Recorded information:
****************************************
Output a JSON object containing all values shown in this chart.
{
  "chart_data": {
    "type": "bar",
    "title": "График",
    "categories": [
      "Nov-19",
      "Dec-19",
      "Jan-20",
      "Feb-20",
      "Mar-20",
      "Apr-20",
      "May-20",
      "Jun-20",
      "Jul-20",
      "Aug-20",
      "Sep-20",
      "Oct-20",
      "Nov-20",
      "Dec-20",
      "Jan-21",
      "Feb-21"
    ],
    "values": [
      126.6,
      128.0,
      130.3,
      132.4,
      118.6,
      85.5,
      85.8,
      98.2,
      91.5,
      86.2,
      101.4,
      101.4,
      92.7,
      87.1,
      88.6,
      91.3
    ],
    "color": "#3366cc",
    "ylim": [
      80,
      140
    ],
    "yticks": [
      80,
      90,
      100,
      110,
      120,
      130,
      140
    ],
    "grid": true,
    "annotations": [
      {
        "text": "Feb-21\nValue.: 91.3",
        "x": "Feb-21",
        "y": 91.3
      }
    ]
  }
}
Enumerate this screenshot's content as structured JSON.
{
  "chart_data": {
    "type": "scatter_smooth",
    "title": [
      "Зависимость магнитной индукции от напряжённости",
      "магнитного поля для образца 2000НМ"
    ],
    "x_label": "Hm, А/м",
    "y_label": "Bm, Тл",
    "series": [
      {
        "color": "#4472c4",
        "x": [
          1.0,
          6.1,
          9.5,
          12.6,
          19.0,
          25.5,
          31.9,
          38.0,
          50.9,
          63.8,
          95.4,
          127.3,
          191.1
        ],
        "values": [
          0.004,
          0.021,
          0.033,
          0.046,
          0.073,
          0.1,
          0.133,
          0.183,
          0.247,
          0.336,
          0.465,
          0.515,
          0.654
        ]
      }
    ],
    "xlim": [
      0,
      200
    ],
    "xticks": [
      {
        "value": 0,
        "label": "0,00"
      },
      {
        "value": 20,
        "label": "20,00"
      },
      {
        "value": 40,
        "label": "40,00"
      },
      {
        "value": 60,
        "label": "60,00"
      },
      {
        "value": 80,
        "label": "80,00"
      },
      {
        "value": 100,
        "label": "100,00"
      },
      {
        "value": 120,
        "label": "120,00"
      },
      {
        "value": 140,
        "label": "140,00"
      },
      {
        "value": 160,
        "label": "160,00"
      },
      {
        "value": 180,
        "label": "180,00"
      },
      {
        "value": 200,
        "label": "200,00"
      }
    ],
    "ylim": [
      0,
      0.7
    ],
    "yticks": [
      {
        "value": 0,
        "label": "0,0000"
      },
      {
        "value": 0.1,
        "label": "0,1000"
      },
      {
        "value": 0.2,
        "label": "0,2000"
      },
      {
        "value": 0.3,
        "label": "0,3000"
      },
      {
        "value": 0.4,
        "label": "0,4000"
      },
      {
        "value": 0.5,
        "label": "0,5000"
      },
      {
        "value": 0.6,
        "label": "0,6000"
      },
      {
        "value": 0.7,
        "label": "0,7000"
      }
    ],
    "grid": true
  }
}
****************************************
What you have to do: Return every record, word for word.

Solution for this task:
Output a JSON object containing all values shown in this chart.
{
  "chart_data": {
    "type": "bar",
    "title": "График",
    "categories": [
      "Nov-19",
      "Dec-19",
      "Jan-20",
      "Feb-20",
      "Mar-20",
      "Apr-20",
      "May-20",
      "Jun-20",
      "Jul-20",
      "Aug-20",
      "Sep-20",
      "Oct-20",
      "Nov-20",
      "Dec-20",
      "Jan-21",
      "Feb-21"
    ],
    "values": [
      126.6,
      128.0,
      130.3,
      132.4,
      118.6,
      85.5,
      85.8,
      98.2,
      91.5,
      86.2,
      101.4,
      101.4,
      92.7,
      87.1,
      88.6,
      91.3
    ],
    "color": "#3366cc",
    "ylim": [
      80,
      140
    ],
    "yticks": [
      80,
      90,
      100,
      110,
      120,
      130,
      140
    ],
    "grid": true,
    "annotations": [
      {
        "text": "Feb-21\nValue.: 91.3",
        "x": "Feb-21",
        "y": 91.3
      }
    ]
  }
}
Enumerate this screenshot's content as structured JSON.
{
  "chart_data": {
    "type": "scatter_smooth",
    "title": [
      "Зависимость магнитной индукции от напряжённости",
      "магнитного поля для образца 2000НМ"
    ],
    "x_label": "Hm, А/м",
    "y_label": "Bm, Тл",
    "series": [
      {
        "color": "#4472c4",
        "x": [
          1.0,
          6.1,
          9.5,
          12.6,
          19.0,
          25.5,
          31.9,
          38.0,
          50.9,
          63.8,
          95.4,
          127.3,
          191.1
        ],
        "values": [
          0.004,
          0.021,
          0.033,
          0.046,
          0.073,
          0.1,
          0.133,
          0.183,
          0.247,
          0.336,
          0.465,
          0.515,
          0.654
        ]
      }
    ],
    "xlim": [
      0,
      200
    ],
    "xticks": [
      {
        "value": 0,
        "label": "0,00"
      },
      {
        "value": 20,
        "label": "20,00"
      },
      {
        "value": 40,
        "label": "40,00"
      },
      {
        "value": 60,
        "label": "60,00"
      },
      {
        "value": 80,
        "label": "80,00"
      },
      {
        "value": 100,
        "label": "100,00"
      },
      {
        "value": 120,
        "label": "120,00"
      },
      {
        "value": 140,
        "label": "140,00"
      },
      {
        "value": 160,
        "label": "160,00"
      },
      {
        "value": 180,
        "label": "180,00"
      },
      {
        "value": 200,
        "label": "200,00"
      }
    ],
    "ylim": [
      0,
      0.7
    ],
    "yticks": [
      {
        "value": 0,
        "label": "0,0000"
      },
      {
        "value": 0.1,
        "label": "0,1000"
      },
      {
        "value": 0.2,
        "label": "0,2000"
      },
      {
        "value": 0.3,
        "label": "0,3000"
      },
      {
        "value": 0.4,
        "label": "0,4000"
      },
      {
        "value": 0.5,
        "label": "0,5000"
      },
      {
        "value": 0.6,
        "label": "0,6000"
      },
      {
        "value": 0.7,
        "label": "0,7000"
      }
    ],
    "grid": true
  }
}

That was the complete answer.